▶ **Direction**: Pictures stay out of the copy; set down each line of the listing below exactly.

▶ **Data**:
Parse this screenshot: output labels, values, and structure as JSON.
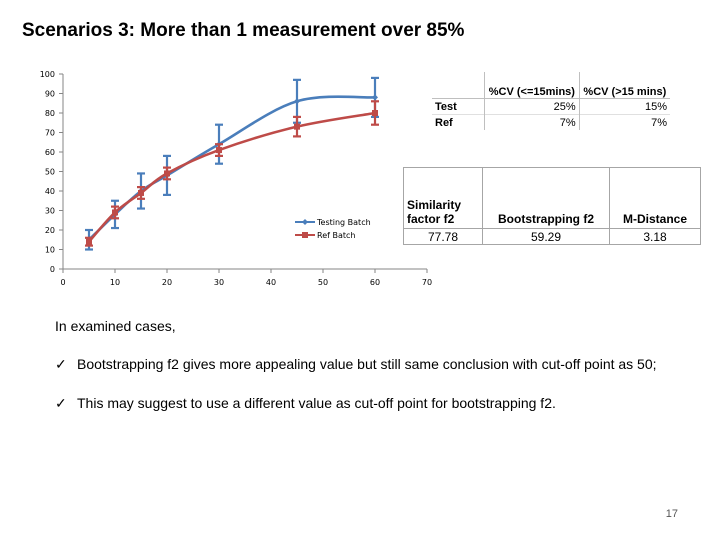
{
  "title": "Scenarios 3: More than 1 measurement over 85%",
  "chart_data": {
    "type": "line",
    "x": [
      5,
      10,
      15,
      20,
      30,
      45,
      60
    ],
    "series": [
      {
        "name": "Testing Batch",
        "color": "#4a7ebb",
        "values": [
          15,
          28,
          40,
          48,
          64,
          86,
          88
        ],
        "err": [
          5,
          7,
          9,
          10,
          10,
          11,
          10
        ]
      },
      {
        "name": "Ref Batch",
        "color": "#be4b48",
        "values": [
          14,
          29,
          39,
          49,
          61,
          73,
          80
        ],
        "err": [
          2,
          3,
          3,
          3,
          3,
          5,
          6
        ]
      }
    ],
    "xlim": [
      0,
      70
    ],
    "ylim": [
      0,
      100
    ],
    "xticks": [
      "0",
      "10",
      "20",
      "30",
      "40",
      "50",
      "60",
      "70"
    ],
    "yticks": [
      "0",
      "10",
      "20",
      "30",
      "40",
      "50",
      "60",
      "70",
      "80",
      "90",
      "100"
    ],
    "legend": "right-middle"
  },
  "cv_table": {
    "headers": [
      "%CV (<=15mins)",
      "%CV (>15 mins)"
    ],
    "rows": [
      {
        "label": "Test",
        "values": [
          "25%",
          "15%"
        ]
      },
      {
        "label": "Ref",
        "values": [
          "7%",
          "7%"
        ]
      }
    ]
  },
  "similarity_table": {
    "headers": [
      "Similarity factor f2",
      "Bootstrapping f2",
      "M-Distance"
    ],
    "values": [
      "77.78",
      "59.29",
      "3.18"
    ]
  },
  "body": {
    "intro": "In examined cases,",
    "bullets": [
      "Bootstrapping f2 gives more appealing value but still same conclusion with cut-off point as 50;",
      "This may suggest to use a different value as cut-off point for bootstrapping f2."
    ],
    "check_icon": "✓"
  },
  "page_number": "17"
}
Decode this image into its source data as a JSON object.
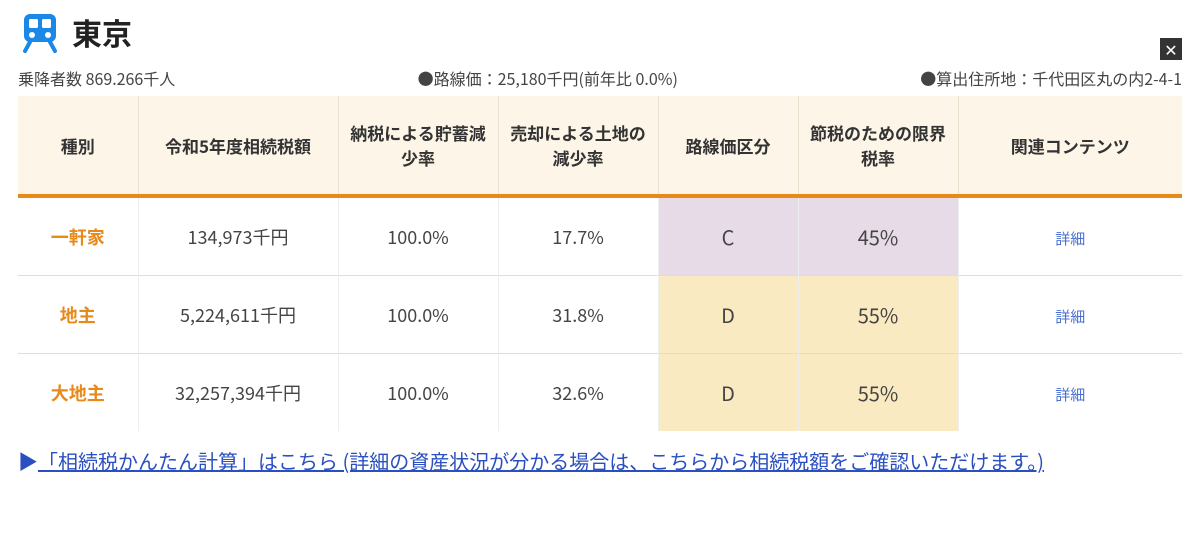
{
  "header": {
    "station_name": "東京",
    "close_glyph": "✕",
    "icon_color": "#1b87e6"
  },
  "meta": {
    "passengers": "乗降者数 869.266千人",
    "route_price": "●路線価：25,180千円(前年比 0.0%)",
    "address": "●算出住所地：千代田区丸の内2-4-1"
  },
  "columns": {
    "c0": "種別",
    "c1": "令和5年度相続税額",
    "c2": "納税による貯蓄減少率",
    "c3": "売却による土地の減少率",
    "c4": "路線価区分",
    "c5": "節税のための限界税率",
    "c6": "関連コンテンツ"
  },
  "rows": {
    "r0": {
      "type": "一軒家",
      "amount": "134,973千円",
      "savings": "100.0%",
      "land": "17.7%",
      "grade": "C",
      "rate": "45%",
      "detail": "詳細",
      "hl": "c"
    },
    "r1": {
      "type": "地主",
      "amount": "5,224,611千円",
      "savings": "100.0%",
      "land": "31.8%",
      "grade": "D",
      "rate": "55%",
      "detail": "詳細",
      "hl": "d"
    },
    "r2": {
      "type": "大地主",
      "amount": "32,257,394千円",
      "savings": "100.0%",
      "land": "32.6%",
      "grade": "D",
      "rate": "55%",
      "detail": "詳細",
      "hl": "d"
    }
  },
  "footer": {
    "link": "「相続税かんたん計算」はこちら (詳細の資産状況が分かる場合は、こちらから相続税額をご確認いただけます。)"
  },
  "col_widths": [
    "120px",
    "200px",
    "160px",
    "160px",
    "140px",
    "160px",
    "auto"
  ]
}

▶ **Answer to this task**:
Parse this screenshot: output labels, values, and structure as JSON.
{
  "title": "Scenarios 3: More than 1 measurement over 85%",
  "chart_data": {
    "type": "line",
    "x": [
      5,
      10,
      15,
      20,
      30,
      45,
      60
    ],
    "series": [
      {
        "name": "Testing Batch",
        "color": "#4a7ebb",
        "values": [
          15,
          28,
          40,
          48,
          64,
          86,
          88
        ],
        "err": [
          5,
          7,
          9,
          10,
          10,
          11,
          10
        ]
      },
      {
        "name": "Ref Batch",
        "color": "#be4b48",
        "values": [
          14,
          29,
          39,
          49,
          61,
          73,
          80
        ],
        "err": [
          2,
          3,
          3,
          3,
          3,
          5,
          6
        ]
      }
    ],
    "xlim": [
      0,
      70
    ],
    "ylim": [
      0,
      100
    ],
    "xticks": [
      "0",
      "10",
      "20",
      "30",
      "40",
      "50",
      "60",
      "70"
    ],
    "yticks": [
      "0",
      "10",
      "20",
      "30",
      "40",
      "50",
      "60",
      "70",
      "80",
      "90",
      "100"
    ],
    "legend": "right-middle"
  },
  "cv_table": {
    "headers": [
      "%CV (<=15mins)",
      "%CV (>15 mins)"
    ],
    "rows": [
      {
        "label": "Test",
        "values": [
          "25%",
          "15%"
        ]
      },
      {
        "label": "Ref",
        "values": [
          "7%",
          "7%"
        ]
      }
    ]
  },
  "similarity_table": {
    "headers": [
      "Similarity factor f2",
      "Bootstrapping f2",
      "M-Distance"
    ],
    "values": [
      "77.78",
      "59.29",
      "3.18"
    ]
  },
  "body": {
    "intro": "In examined cases,",
    "bullets": [
      "Bootstrapping f2 gives more appealing value but still same conclusion with cut-off point as 50;",
      "This may suggest to use a different value as cut-off point for bootstrapping f2."
    ],
    "check_icon": "✓"
  },
  "page_number": "17"
}
Decode this image into its source data as a JSON object.
{
  "header": {
    "station_name": "東京",
    "close_glyph": "✕",
    "icon_color": "#1b87e6"
  },
  "meta": {
    "passengers": "乗降者数 869.266千人",
    "route_price": "●路線価：25,180千円(前年比 0.0%)",
    "address": "●算出住所地：千代田区丸の内2-4-1"
  },
  "columns": {
    "c0": "種別",
    "c1": "令和5年度相続税額",
    "c2": "納税による貯蓄減少率",
    "c3": "売却による土地の減少率",
    "c4": "路線価区分",
    "c5": "節税のための限界税率",
    "c6": "関連コンテンツ"
  },
  "rows": {
    "r0": {
      "type": "一軒家",
      "amount": "134,973千円",
      "savings": "100.0%",
      "land": "17.7%",
      "grade": "C",
      "rate": "45%",
      "detail": "詳細",
      "hl": "c"
    },
    "r1": {
      "type": "地主",
      "amount": "5,224,611千円",
      "savings": "100.0%",
      "land": "31.8%",
      "grade": "D",
      "rate": "55%",
      "detail": "詳細",
      "hl": "d"
    },
    "r2": {
      "type": "大地主",
      "amount": "32,257,394千円",
      "savings": "100.0%",
      "land": "32.6%",
      "grade": "D",
      "rate": "55%",
      "detail": "詳細",
      "hl": "d"
    }
  },
  "footer": {
    "link": "「相続税かんたん計算」はこちら (詳細の資産状況が分かる場合は、こちらから相続税額をご確認いただけます。)"
  },
  "col_widths": [
    "120px",
    "200px",
    "160px",
    "160px",
    "140px",
    "160px",
    "auto"
  ]
}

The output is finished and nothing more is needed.